=== Exercise ===
Check every line below for the word "Record" and copy each one that has it.

==== Raw data

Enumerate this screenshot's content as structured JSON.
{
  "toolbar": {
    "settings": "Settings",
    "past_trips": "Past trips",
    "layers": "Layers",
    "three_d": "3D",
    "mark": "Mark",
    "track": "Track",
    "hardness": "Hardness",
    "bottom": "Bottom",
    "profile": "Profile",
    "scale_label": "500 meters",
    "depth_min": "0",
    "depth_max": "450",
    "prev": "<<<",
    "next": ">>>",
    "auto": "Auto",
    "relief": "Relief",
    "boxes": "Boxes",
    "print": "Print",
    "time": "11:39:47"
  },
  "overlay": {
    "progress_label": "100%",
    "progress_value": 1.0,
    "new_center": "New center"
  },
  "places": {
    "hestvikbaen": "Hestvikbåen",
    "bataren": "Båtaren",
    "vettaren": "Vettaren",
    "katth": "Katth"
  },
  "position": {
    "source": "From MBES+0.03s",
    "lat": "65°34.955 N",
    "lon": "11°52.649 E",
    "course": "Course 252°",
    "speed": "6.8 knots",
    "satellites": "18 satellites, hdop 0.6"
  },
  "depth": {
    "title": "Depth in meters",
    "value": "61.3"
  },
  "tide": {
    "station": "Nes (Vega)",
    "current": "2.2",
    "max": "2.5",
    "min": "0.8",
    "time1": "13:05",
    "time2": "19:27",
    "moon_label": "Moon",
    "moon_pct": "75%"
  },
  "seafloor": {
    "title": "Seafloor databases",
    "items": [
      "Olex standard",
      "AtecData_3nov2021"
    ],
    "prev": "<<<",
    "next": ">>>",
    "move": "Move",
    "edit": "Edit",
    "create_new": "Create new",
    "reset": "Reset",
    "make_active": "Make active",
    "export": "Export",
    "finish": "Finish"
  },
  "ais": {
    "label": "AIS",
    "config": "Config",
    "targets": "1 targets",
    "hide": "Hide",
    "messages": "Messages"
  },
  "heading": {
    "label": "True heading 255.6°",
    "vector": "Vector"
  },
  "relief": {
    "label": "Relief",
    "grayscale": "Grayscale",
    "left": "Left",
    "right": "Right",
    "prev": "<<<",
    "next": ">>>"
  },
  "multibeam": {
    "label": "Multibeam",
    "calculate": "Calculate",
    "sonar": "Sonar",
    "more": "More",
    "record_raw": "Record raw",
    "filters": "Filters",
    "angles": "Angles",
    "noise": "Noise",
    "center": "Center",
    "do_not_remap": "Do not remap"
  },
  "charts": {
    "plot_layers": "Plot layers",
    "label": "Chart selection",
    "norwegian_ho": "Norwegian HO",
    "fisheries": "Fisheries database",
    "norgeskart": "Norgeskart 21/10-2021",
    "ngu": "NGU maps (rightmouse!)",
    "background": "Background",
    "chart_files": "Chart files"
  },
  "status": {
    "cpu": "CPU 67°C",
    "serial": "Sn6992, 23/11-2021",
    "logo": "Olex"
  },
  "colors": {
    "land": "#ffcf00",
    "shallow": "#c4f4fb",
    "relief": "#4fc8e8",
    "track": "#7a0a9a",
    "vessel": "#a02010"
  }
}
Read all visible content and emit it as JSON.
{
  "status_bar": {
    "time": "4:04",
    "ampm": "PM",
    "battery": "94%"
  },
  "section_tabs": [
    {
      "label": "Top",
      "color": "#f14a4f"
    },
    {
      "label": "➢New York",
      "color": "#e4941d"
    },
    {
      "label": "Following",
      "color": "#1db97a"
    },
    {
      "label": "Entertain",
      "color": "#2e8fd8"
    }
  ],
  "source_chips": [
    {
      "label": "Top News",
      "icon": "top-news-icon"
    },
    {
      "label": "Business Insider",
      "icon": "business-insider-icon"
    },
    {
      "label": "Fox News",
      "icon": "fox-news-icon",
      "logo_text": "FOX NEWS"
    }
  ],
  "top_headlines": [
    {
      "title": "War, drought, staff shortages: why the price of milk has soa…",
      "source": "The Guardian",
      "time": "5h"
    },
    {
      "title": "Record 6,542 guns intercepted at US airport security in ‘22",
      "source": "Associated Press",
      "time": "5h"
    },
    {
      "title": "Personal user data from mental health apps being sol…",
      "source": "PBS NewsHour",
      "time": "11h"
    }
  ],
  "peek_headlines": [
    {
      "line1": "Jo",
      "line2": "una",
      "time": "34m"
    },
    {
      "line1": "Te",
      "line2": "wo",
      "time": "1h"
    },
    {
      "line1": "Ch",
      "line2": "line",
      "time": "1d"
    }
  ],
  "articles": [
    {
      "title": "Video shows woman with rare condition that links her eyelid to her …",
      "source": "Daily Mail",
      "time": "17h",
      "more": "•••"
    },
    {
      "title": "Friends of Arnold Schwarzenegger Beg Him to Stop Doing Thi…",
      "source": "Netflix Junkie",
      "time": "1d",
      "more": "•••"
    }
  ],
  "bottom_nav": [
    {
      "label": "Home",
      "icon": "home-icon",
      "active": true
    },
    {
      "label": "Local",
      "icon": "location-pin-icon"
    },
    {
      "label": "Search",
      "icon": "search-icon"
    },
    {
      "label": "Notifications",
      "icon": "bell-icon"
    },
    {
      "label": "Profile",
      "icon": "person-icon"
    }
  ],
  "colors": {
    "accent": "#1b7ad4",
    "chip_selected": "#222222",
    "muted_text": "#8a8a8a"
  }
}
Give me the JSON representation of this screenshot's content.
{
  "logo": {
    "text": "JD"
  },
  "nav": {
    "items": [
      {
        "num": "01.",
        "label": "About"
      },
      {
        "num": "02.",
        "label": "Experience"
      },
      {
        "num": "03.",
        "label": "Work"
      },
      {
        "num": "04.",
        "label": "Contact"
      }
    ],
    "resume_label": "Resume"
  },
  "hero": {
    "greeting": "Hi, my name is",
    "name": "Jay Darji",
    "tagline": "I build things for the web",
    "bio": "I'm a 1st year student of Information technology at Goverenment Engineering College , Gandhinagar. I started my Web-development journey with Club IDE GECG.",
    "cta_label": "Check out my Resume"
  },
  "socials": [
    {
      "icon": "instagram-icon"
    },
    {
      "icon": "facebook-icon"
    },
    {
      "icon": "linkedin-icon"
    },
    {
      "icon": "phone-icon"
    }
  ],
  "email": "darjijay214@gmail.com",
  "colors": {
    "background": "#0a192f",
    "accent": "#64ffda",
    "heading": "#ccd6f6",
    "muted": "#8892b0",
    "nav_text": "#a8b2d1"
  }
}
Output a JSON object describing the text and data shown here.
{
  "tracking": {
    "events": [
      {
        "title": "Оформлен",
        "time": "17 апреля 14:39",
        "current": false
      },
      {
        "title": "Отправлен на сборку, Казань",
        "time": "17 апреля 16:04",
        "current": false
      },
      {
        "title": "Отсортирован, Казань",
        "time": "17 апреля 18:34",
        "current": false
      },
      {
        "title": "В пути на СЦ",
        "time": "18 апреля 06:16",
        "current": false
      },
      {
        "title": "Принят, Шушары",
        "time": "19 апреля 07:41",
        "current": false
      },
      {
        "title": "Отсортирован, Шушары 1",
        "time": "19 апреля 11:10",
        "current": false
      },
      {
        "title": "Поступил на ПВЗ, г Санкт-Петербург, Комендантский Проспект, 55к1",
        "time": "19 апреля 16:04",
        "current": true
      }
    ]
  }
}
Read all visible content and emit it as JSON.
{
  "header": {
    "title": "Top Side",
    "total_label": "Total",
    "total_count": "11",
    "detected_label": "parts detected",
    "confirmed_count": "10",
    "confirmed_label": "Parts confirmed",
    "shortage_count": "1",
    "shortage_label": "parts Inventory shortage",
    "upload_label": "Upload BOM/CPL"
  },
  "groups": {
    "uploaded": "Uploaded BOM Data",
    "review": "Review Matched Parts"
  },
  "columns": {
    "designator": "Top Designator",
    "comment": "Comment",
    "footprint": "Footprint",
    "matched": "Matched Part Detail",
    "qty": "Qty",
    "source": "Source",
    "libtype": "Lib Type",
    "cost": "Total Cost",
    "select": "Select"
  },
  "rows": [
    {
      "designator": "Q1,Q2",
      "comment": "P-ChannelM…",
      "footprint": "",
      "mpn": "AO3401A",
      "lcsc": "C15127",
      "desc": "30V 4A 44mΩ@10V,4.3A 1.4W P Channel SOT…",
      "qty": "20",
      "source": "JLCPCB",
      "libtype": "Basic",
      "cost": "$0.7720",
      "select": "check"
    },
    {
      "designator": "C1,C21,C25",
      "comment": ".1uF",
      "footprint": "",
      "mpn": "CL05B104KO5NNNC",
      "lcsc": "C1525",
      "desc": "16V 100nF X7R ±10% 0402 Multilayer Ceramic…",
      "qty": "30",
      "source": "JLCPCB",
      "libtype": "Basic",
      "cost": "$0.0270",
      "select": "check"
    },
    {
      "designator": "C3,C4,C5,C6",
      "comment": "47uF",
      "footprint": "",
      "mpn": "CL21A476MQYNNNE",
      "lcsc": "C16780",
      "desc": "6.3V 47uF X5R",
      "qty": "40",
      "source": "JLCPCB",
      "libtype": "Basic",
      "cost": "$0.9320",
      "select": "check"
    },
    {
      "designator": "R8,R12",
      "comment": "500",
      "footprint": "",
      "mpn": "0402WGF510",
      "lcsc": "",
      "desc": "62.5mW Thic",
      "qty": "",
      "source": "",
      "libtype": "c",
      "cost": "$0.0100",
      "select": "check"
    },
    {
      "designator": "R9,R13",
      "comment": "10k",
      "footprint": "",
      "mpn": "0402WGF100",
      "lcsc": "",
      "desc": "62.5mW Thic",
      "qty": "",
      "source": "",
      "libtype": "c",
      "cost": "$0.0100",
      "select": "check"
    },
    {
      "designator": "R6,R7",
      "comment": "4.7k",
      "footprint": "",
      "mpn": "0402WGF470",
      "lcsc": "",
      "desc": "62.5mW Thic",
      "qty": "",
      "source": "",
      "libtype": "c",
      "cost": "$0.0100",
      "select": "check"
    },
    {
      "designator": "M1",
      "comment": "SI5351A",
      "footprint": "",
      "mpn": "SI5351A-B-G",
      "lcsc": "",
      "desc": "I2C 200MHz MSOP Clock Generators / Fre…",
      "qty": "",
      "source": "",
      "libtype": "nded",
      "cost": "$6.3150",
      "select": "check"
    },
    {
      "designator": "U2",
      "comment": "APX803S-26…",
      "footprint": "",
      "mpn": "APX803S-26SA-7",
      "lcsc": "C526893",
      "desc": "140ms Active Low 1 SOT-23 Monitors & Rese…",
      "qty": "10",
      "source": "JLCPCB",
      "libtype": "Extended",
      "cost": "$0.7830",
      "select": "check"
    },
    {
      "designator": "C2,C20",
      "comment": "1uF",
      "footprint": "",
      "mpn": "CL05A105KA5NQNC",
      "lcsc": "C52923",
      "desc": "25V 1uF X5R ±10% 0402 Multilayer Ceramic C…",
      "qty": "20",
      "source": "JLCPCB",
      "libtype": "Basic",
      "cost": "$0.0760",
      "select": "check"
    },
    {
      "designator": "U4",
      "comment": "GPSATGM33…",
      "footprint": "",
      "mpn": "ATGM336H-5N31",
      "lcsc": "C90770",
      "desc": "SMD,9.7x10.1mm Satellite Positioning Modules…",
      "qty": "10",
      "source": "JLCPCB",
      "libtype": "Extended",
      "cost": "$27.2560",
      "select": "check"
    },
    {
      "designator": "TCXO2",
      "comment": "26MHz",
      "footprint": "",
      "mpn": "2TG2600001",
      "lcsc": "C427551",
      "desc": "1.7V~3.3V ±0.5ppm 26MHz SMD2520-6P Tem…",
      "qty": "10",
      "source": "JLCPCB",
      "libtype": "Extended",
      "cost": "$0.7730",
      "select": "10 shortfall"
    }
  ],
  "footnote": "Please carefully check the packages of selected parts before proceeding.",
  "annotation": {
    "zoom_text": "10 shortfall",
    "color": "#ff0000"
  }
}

========

=== Complete response ===
    "record_raw": "Record raw",
      "title": "Record 6,542 guns intercepted at US airport security in ‘22",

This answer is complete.